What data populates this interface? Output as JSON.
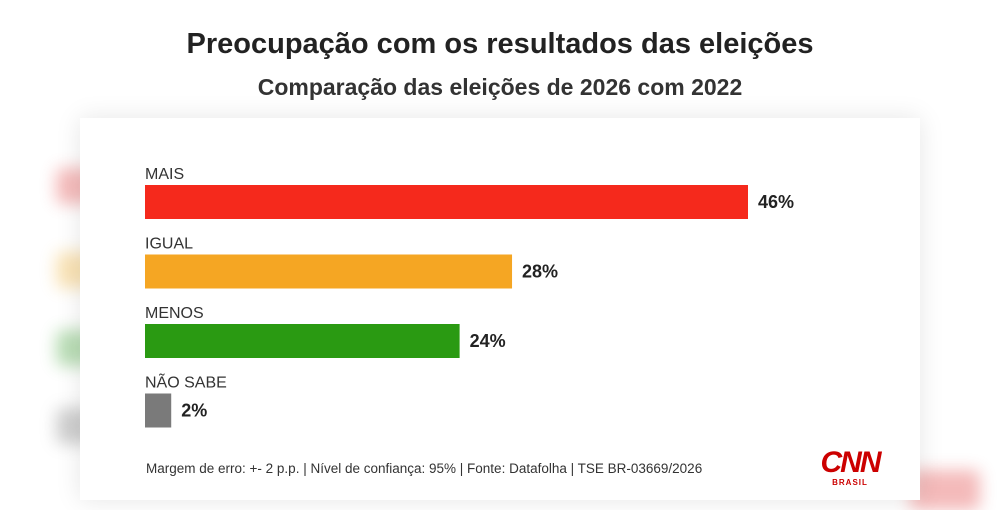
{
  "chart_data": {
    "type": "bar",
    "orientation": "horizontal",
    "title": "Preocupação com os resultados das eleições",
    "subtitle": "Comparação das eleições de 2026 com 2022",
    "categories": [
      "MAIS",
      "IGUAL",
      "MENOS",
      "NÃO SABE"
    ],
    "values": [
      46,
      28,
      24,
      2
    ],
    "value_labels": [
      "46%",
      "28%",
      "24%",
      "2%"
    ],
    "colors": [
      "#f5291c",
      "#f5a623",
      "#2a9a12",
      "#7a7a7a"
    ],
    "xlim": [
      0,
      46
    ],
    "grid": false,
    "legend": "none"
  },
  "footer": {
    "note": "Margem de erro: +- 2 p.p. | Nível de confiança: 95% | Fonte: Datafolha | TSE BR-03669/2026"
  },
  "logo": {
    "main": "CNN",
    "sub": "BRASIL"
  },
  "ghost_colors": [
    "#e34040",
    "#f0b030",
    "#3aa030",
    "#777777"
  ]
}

☆ ☆ ☆ ☆

▸ Problem description: Restate each entry word for word, please, but drop any images it holds.

▸ Answer below:
What data populates this interface? Output as JSON.
{
  "chart_data": {
    "type": "bar",
    "orientation": "horizontal",
    "title": "Preocupação com os resultados das eleições",
    "subtitle": "Comparação das eleições de 2026 com 2022",
    "categories": [
      "MAIS",
      "IGUAL",
      "MENOS",
      "NÃO SABE"
    ],
    "values": [
      46,
      28,
      24,
      2
    ],
    "value_labels": [
      "46%",
      "28%",
      "24%",
      "2%"
    ],
    "colors": [
      "#f5291c",
      "#f5a623",
      "#2a9a12",
      "#7a7a7a"
    ],
    "xlim": [
      0,
      46
    ],
    "grid": false,
    "legend": "none"
  },
  "footer": {
    "note": "Margem de erro: +- 2 p.p. | Nível de confiança: 95% | Fonte: Datafolha | TSE BR-03669/2026"
  },
  "logo": {
    "main": "CNN",
    "sub": "BRASIL"
  },
  "ghost_colors": [
    "#e34040",
    "#f0b030",
    "#3aa030",
    "#777777"
  ]
}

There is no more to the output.